-- start of STORED RECORDS --
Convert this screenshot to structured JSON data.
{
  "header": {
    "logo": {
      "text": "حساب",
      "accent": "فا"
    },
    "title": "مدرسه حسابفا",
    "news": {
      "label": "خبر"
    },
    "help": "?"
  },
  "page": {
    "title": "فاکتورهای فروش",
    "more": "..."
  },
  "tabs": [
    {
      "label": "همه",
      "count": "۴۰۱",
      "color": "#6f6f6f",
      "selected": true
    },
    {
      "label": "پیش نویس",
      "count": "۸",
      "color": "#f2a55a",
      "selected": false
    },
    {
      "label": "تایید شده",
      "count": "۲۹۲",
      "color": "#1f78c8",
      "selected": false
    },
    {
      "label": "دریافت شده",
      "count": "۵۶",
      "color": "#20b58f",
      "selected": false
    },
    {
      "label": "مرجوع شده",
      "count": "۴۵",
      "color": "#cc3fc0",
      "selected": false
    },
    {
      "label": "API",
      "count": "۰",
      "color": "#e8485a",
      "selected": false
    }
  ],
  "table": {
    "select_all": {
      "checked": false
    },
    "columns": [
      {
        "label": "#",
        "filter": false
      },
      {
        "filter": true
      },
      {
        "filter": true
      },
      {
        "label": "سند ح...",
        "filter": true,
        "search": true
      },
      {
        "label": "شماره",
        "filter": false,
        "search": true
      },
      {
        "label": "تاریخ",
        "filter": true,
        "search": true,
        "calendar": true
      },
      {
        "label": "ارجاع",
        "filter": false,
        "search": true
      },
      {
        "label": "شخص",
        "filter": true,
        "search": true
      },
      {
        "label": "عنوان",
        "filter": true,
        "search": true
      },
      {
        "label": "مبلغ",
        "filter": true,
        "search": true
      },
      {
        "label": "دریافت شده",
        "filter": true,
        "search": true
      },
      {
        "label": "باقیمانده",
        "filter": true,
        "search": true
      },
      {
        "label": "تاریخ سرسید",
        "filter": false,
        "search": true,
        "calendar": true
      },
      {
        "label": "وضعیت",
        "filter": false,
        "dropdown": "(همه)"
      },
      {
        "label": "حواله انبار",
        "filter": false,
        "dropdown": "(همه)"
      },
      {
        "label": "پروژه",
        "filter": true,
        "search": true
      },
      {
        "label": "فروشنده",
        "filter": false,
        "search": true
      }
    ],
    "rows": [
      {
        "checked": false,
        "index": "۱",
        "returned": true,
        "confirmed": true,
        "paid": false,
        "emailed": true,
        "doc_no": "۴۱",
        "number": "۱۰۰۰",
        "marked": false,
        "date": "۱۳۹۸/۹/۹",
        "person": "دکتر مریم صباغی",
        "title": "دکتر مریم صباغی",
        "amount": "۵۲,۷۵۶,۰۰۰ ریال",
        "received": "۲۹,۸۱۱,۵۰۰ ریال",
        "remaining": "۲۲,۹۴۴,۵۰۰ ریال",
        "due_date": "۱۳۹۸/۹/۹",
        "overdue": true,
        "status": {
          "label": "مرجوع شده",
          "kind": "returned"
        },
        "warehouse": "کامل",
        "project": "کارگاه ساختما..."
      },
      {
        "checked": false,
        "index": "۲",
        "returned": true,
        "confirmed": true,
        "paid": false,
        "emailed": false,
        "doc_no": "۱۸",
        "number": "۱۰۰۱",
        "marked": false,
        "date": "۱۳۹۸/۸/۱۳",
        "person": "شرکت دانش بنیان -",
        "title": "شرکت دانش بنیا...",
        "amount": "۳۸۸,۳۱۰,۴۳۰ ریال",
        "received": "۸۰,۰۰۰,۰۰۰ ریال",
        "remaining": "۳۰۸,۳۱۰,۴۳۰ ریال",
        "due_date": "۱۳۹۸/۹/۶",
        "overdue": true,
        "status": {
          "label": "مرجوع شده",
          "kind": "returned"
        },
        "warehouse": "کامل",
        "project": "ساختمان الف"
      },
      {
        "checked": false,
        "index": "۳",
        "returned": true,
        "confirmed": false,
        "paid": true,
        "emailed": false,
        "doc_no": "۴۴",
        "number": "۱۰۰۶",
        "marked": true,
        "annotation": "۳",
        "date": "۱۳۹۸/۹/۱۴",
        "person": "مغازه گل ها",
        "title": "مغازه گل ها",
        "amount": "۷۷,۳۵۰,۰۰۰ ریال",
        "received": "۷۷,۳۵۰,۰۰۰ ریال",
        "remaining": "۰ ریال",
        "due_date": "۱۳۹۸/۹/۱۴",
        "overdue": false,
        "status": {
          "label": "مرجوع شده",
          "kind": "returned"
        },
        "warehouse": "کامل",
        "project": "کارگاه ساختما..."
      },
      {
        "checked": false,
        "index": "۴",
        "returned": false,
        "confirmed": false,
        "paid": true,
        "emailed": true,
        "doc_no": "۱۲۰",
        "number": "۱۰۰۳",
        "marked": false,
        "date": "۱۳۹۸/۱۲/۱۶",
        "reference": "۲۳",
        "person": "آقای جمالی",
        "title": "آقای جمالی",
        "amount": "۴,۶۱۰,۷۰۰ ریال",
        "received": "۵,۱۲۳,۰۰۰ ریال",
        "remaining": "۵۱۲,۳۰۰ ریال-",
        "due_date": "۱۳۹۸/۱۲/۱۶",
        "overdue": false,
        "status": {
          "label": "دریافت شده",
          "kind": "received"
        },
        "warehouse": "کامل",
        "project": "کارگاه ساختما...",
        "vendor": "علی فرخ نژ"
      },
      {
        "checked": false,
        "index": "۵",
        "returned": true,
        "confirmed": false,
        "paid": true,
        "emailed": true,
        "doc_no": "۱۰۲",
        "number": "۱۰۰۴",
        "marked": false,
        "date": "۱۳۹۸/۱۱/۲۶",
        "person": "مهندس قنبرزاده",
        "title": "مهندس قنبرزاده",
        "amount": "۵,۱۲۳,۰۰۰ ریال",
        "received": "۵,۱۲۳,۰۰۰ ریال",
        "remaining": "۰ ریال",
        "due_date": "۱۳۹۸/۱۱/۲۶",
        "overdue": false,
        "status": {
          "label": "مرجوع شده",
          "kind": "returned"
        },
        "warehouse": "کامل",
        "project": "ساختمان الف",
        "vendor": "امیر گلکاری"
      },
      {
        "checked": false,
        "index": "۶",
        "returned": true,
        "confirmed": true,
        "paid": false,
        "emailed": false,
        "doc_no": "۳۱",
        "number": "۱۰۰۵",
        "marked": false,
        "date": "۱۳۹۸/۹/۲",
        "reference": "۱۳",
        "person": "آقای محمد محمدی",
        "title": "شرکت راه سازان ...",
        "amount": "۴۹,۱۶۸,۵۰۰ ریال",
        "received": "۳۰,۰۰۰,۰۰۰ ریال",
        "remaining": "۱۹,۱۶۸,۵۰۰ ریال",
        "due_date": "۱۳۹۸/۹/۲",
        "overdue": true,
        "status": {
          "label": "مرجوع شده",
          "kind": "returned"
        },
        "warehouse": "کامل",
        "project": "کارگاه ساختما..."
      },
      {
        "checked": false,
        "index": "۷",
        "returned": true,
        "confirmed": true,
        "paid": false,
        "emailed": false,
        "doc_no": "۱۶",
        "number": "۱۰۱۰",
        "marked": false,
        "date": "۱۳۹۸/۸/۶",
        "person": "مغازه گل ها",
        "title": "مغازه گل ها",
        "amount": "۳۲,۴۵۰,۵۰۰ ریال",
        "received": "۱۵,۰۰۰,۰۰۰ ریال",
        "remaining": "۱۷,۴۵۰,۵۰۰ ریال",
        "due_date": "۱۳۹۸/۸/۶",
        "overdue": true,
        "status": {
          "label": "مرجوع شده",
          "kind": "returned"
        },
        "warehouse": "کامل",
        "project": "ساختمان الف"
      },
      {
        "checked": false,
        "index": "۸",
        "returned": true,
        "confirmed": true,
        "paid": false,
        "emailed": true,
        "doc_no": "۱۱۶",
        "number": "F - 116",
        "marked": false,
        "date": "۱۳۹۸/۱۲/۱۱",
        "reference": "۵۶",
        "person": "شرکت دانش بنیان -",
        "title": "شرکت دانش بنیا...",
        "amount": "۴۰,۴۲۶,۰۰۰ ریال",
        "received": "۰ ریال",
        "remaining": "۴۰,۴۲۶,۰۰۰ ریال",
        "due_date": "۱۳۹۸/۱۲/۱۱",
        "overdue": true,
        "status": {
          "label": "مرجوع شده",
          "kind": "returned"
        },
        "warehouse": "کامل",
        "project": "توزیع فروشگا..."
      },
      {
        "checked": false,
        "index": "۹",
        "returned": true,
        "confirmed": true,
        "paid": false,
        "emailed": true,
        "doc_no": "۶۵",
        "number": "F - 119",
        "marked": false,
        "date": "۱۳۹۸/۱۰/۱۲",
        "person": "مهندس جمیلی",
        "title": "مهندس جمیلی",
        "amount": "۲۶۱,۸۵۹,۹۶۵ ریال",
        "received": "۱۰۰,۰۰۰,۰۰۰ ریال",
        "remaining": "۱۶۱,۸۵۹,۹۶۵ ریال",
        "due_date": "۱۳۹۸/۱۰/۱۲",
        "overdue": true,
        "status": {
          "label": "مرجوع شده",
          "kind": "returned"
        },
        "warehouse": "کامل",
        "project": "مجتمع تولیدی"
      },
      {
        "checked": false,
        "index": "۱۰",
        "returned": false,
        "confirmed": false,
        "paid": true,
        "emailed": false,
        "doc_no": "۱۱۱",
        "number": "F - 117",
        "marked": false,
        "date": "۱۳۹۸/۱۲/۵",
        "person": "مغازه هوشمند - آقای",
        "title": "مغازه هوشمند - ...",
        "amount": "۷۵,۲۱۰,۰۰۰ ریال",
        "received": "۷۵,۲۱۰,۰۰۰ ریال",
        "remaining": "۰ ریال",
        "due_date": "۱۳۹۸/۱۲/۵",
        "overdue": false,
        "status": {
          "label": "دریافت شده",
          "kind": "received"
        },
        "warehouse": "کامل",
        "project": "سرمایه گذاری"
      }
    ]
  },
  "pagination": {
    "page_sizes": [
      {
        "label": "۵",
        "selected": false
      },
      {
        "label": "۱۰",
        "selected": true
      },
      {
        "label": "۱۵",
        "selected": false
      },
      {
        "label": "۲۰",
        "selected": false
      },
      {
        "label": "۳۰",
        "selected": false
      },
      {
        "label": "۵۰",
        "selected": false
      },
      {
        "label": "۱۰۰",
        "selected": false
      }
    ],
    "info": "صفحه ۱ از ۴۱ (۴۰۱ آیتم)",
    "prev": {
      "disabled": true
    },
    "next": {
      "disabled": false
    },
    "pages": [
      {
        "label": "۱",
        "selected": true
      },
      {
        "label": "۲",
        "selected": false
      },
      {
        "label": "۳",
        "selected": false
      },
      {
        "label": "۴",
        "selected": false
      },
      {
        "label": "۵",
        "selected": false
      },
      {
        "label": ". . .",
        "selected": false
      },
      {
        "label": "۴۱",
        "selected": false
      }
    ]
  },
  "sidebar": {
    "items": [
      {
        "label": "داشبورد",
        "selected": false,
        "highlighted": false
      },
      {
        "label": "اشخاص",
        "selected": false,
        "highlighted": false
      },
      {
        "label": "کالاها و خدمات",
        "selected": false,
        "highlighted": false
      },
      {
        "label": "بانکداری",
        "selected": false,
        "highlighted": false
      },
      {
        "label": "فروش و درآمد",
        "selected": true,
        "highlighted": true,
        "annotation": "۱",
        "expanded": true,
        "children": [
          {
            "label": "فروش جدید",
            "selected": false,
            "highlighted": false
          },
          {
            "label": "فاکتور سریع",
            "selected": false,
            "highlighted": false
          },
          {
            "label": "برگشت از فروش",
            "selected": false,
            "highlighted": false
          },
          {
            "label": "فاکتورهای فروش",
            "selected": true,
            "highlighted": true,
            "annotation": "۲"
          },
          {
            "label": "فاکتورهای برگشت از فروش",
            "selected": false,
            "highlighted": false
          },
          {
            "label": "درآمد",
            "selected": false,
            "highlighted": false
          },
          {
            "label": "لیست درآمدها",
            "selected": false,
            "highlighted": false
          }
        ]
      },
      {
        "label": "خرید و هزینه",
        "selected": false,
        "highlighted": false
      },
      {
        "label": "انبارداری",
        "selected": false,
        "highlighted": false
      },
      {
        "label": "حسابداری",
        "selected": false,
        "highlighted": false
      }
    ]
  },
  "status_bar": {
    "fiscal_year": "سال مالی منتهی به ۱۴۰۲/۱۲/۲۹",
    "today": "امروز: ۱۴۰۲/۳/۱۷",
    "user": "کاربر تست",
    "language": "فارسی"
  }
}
-- end of STORED RECORDS --
_WHAT IS NEEDED_.
Of the lines in the material, how many include "دریافت"? Respond with the number alone.

_TASK RESULT_.
4